- DESCRIPTION OF THE TASK: Copy each line of the entries that contains the word "subtitle".

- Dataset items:
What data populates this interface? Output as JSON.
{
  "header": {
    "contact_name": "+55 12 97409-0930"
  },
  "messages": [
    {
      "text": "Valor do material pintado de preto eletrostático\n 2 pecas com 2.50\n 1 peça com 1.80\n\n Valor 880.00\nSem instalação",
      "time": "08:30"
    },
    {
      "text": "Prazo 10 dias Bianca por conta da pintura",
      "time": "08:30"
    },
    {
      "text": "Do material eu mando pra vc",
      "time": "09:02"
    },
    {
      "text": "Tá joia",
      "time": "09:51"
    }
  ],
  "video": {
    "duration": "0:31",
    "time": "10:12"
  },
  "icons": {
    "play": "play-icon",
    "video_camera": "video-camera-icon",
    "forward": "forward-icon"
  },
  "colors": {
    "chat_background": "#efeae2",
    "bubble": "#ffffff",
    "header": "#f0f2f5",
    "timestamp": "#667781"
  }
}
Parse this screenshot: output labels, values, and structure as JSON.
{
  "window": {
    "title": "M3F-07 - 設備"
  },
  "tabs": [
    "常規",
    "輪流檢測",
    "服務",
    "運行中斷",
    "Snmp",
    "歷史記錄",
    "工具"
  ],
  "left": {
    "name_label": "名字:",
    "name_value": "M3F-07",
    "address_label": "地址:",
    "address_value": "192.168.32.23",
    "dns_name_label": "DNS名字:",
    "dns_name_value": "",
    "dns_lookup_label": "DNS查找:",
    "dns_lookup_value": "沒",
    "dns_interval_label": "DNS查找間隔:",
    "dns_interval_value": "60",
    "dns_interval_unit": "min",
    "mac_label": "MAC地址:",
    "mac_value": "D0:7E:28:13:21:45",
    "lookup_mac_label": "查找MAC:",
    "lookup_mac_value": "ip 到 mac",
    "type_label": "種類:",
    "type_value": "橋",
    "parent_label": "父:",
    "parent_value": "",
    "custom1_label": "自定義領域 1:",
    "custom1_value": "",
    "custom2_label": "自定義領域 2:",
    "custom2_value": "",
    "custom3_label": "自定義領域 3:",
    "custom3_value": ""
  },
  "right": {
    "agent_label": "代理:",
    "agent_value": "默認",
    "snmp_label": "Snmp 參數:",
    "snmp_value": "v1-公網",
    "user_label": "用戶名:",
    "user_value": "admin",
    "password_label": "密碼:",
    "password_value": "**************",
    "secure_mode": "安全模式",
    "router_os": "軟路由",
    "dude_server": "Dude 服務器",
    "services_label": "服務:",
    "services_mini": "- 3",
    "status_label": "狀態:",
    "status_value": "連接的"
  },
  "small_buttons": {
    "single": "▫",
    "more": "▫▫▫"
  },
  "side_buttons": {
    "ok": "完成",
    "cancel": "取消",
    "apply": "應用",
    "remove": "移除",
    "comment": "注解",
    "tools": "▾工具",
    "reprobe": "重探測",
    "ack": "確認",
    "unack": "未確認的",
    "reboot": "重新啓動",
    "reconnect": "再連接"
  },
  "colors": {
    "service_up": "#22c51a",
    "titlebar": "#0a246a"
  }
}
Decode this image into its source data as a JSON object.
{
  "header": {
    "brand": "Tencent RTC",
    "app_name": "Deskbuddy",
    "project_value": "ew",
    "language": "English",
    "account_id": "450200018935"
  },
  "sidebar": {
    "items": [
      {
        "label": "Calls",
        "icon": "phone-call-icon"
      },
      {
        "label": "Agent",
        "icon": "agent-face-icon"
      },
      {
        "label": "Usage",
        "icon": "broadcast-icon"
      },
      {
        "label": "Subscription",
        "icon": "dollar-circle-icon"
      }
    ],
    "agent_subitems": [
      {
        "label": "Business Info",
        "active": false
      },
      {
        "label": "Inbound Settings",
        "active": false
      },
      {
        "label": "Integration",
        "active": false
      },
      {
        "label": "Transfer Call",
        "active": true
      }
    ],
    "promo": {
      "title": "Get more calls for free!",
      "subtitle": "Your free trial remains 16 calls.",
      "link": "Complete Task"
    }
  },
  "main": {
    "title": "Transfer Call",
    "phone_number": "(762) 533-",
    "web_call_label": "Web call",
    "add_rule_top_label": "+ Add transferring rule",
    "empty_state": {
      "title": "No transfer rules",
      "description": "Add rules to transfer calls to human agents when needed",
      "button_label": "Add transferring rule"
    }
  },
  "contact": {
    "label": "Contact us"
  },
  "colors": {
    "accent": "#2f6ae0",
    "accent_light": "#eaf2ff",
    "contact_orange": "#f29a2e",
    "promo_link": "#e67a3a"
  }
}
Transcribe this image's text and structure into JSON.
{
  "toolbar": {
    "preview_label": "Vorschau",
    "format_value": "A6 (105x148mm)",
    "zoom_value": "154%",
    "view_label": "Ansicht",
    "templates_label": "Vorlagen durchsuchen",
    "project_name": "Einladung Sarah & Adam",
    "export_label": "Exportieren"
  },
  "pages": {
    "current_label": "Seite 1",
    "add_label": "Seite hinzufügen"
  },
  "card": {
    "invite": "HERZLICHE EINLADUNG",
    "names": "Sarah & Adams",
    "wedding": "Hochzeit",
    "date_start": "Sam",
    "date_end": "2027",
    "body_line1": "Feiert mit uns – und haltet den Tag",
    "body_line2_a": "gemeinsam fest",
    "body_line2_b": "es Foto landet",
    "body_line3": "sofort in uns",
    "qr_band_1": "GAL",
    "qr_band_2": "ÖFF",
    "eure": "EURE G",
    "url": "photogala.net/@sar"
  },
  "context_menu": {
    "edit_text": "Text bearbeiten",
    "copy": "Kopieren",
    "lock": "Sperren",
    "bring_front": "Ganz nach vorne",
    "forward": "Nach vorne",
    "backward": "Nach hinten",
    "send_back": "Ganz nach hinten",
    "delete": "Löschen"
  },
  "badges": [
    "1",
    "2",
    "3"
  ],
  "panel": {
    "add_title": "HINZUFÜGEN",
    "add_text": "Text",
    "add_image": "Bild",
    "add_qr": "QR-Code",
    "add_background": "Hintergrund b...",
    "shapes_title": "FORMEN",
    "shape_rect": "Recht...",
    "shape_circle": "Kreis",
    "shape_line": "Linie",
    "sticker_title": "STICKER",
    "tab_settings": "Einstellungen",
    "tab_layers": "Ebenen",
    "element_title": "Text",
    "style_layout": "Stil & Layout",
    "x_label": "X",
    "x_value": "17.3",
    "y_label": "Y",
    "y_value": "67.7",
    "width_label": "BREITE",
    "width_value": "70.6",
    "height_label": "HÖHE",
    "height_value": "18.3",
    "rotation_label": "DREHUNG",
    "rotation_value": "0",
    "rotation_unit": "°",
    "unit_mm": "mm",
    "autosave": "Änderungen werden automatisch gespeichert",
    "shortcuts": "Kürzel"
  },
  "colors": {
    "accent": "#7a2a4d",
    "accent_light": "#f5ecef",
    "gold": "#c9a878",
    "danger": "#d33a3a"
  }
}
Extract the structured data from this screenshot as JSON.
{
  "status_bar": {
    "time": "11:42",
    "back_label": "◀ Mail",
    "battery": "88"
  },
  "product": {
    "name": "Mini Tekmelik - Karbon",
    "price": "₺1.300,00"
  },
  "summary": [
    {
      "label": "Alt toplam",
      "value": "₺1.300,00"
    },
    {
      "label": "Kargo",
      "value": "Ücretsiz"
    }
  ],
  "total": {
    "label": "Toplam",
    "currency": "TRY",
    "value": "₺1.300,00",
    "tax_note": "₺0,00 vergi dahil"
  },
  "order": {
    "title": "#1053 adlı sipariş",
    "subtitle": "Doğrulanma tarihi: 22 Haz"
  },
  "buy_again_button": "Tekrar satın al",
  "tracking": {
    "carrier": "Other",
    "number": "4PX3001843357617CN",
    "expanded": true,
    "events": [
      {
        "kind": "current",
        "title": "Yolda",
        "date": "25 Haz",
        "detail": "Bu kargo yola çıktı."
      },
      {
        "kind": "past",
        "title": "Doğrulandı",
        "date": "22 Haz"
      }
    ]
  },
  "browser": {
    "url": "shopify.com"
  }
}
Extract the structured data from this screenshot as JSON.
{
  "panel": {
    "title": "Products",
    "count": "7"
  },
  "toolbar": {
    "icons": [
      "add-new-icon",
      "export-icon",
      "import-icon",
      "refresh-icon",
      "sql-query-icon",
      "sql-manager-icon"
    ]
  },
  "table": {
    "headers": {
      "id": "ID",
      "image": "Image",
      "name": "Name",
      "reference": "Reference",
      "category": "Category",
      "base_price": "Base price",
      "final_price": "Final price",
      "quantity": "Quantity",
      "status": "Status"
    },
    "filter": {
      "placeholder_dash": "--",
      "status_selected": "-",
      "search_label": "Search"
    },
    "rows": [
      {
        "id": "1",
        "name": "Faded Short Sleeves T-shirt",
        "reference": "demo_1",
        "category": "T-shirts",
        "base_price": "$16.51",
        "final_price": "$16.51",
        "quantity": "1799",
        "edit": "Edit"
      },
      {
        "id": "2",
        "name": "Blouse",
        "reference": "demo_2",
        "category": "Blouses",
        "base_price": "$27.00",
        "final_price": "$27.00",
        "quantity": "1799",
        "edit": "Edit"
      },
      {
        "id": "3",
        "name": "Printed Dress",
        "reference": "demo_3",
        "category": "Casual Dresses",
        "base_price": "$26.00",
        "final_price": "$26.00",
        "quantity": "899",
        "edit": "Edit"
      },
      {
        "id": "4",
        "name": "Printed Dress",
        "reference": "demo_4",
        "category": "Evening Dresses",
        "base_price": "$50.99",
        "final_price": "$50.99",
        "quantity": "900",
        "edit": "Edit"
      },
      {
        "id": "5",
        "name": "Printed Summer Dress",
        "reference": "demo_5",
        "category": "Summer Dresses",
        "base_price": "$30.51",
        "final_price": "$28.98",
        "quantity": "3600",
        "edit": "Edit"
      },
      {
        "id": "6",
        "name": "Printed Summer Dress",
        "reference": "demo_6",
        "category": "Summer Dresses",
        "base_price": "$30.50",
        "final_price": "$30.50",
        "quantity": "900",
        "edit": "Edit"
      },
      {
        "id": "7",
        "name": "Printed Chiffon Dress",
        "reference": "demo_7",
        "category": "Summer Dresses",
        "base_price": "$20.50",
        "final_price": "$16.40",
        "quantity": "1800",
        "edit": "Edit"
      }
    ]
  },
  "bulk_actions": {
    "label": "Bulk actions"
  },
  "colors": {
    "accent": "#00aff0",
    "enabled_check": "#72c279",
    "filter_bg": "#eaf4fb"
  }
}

- RESPONSE:
      "subtitle": "Your free trial remains 16 calls.",
    "subtitle": "Doğrulanma tarihi: 22 Haz"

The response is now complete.